### RECORD EXTRACTS
-*-*-

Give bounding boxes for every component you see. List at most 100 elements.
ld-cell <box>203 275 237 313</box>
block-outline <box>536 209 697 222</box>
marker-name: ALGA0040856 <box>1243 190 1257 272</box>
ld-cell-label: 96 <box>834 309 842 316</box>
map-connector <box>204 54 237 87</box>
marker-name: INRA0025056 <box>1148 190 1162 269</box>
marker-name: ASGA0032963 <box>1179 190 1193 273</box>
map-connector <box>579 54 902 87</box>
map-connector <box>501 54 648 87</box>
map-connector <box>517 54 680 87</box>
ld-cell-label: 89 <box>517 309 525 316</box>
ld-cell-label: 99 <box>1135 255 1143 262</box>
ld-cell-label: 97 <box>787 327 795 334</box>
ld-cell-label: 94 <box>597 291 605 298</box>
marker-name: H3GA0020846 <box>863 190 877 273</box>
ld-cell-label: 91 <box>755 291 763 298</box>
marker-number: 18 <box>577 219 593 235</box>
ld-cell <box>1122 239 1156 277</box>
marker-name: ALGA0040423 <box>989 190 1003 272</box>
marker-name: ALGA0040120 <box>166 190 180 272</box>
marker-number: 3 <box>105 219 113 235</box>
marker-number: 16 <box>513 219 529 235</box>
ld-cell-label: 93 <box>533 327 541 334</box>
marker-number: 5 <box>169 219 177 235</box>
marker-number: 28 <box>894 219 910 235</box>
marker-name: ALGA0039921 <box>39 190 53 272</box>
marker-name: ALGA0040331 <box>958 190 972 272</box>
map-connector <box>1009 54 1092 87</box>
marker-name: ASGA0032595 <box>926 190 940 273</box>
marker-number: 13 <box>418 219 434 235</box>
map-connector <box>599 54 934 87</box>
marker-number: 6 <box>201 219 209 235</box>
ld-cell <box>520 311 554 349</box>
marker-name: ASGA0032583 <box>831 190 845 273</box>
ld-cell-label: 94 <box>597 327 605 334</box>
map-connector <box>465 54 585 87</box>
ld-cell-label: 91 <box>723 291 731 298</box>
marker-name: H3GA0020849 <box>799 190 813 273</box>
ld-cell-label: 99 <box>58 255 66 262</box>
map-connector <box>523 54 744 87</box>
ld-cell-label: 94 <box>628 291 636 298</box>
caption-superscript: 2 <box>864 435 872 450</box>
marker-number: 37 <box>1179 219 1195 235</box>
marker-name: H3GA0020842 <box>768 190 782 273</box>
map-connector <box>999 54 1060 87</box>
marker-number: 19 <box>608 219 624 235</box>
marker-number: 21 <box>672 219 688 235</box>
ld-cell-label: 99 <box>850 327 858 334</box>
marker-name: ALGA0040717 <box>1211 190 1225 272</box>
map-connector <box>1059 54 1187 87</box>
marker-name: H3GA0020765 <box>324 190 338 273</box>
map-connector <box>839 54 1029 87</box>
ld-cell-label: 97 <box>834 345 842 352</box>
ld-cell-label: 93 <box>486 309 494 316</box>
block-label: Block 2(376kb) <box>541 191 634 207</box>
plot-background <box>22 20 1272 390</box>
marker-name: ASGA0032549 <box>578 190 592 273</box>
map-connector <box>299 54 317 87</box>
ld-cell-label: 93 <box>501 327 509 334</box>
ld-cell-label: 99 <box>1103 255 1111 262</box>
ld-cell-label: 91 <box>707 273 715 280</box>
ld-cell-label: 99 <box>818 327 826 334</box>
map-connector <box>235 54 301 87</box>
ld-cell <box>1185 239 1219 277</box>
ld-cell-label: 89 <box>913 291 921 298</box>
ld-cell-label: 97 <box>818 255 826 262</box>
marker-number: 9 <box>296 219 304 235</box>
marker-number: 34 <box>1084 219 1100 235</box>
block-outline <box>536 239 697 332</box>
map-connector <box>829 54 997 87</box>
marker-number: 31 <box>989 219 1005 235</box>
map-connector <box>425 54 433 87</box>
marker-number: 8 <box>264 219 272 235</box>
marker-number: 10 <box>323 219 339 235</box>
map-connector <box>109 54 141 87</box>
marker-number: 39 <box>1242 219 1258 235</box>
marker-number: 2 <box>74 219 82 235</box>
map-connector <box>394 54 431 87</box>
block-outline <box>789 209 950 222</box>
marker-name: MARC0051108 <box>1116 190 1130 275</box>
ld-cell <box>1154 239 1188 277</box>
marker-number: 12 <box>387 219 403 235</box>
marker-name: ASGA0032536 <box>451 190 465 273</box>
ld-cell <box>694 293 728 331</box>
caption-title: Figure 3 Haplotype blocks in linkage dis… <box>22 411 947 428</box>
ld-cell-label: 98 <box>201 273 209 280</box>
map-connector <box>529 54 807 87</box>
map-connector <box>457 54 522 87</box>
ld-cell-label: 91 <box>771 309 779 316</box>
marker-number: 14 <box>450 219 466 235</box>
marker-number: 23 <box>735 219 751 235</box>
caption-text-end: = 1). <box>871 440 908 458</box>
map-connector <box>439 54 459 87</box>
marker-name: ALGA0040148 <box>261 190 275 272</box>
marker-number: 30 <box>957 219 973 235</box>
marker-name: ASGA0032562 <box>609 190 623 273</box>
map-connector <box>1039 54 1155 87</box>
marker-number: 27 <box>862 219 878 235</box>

-*-*-

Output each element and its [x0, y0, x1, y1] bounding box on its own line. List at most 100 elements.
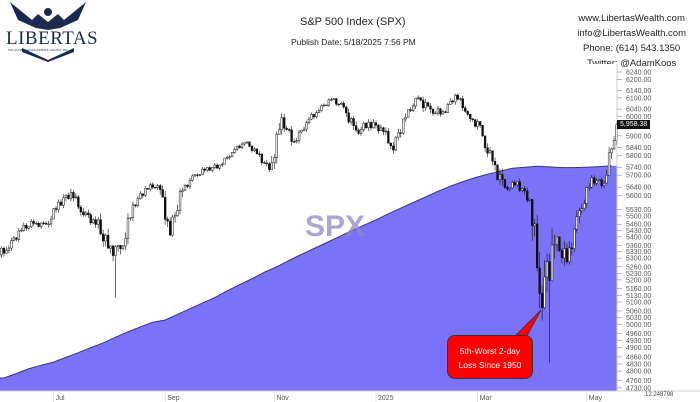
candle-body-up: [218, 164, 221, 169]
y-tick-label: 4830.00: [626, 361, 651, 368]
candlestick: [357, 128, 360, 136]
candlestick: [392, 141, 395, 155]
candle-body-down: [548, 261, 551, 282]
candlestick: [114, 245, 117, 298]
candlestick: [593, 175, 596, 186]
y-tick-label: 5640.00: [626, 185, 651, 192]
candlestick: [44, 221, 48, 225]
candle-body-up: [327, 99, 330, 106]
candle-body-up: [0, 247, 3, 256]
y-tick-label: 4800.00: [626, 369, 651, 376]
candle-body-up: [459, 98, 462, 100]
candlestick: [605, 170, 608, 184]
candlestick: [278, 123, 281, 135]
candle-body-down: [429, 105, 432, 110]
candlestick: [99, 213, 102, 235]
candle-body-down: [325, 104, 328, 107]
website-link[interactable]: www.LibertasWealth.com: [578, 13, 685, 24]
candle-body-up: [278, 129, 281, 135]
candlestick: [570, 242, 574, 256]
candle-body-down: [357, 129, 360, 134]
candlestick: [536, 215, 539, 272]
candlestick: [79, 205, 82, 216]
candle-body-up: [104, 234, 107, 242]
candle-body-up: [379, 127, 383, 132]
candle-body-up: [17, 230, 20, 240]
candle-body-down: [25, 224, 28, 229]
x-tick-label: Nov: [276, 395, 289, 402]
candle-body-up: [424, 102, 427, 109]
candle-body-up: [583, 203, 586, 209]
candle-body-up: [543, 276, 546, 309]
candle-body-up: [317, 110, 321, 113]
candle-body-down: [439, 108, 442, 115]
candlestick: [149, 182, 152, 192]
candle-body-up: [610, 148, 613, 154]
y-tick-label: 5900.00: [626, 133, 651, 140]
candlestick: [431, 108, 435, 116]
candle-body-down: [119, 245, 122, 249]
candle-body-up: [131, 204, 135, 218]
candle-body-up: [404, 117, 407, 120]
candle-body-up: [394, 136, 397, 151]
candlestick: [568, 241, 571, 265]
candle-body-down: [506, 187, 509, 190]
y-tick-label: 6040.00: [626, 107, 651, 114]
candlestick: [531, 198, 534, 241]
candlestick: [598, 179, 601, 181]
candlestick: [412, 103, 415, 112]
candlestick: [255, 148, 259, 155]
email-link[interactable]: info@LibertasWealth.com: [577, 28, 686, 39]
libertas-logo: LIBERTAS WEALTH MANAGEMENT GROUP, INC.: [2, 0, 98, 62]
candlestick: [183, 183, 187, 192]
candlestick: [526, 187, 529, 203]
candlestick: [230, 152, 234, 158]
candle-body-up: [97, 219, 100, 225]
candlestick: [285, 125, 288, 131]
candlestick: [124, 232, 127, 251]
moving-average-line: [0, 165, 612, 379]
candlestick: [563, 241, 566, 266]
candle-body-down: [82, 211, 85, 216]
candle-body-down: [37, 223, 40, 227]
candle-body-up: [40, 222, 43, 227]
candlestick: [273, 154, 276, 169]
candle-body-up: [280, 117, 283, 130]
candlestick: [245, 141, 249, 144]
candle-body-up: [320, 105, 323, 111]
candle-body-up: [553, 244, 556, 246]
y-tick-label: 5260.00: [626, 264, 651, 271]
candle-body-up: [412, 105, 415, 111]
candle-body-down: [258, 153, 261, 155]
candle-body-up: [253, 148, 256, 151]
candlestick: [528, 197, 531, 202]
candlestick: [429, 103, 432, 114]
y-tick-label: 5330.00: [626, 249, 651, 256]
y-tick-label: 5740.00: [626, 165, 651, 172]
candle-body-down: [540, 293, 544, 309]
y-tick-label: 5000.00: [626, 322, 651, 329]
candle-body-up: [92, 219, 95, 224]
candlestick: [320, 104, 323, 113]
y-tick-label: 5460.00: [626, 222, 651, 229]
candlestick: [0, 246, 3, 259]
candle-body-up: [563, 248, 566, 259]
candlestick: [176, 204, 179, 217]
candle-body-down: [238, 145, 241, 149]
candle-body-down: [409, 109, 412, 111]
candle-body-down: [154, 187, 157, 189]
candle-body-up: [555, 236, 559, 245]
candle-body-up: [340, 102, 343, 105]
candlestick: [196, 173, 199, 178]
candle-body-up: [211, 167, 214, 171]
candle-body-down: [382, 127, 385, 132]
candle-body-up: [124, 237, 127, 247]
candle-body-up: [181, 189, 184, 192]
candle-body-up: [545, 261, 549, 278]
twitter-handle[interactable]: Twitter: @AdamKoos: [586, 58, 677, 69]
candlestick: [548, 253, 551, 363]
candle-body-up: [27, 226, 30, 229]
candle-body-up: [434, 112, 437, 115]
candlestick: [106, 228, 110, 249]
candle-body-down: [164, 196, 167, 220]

-*-*-

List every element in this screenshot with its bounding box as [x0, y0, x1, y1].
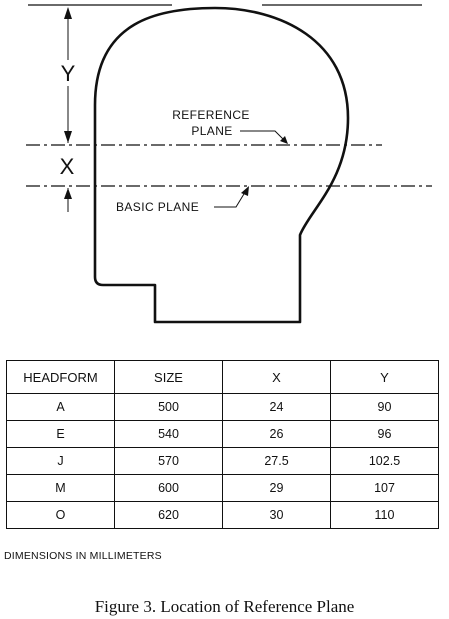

-*-*-

### REQUIREMENT
Convert the lines from the one containing "Output each element" through the one containing "candle-body-down: [548, 261, 551, 282]", inclusive, into a two-column CSV with the columns input_text and output_text. Give one row for each text-and-answer pair, put each value in a single quoted field with line breaks replaced by spaces, and leave the pictures out.

### EXPECTED OUTPUT
input_text,output_text
"Output each element and its [x0, y0, x1, y1] bounding box on its own line. List at most 100 elements.","candle-body-up: [218, 164, 221, 169] y-tick-label: 4830.00: [626, 361, 651, 368] candlestick: [357, 128, 360, 136] candlestick: [392, 141, 395, 155] candle-body-down: [548, 261, 551, 282]"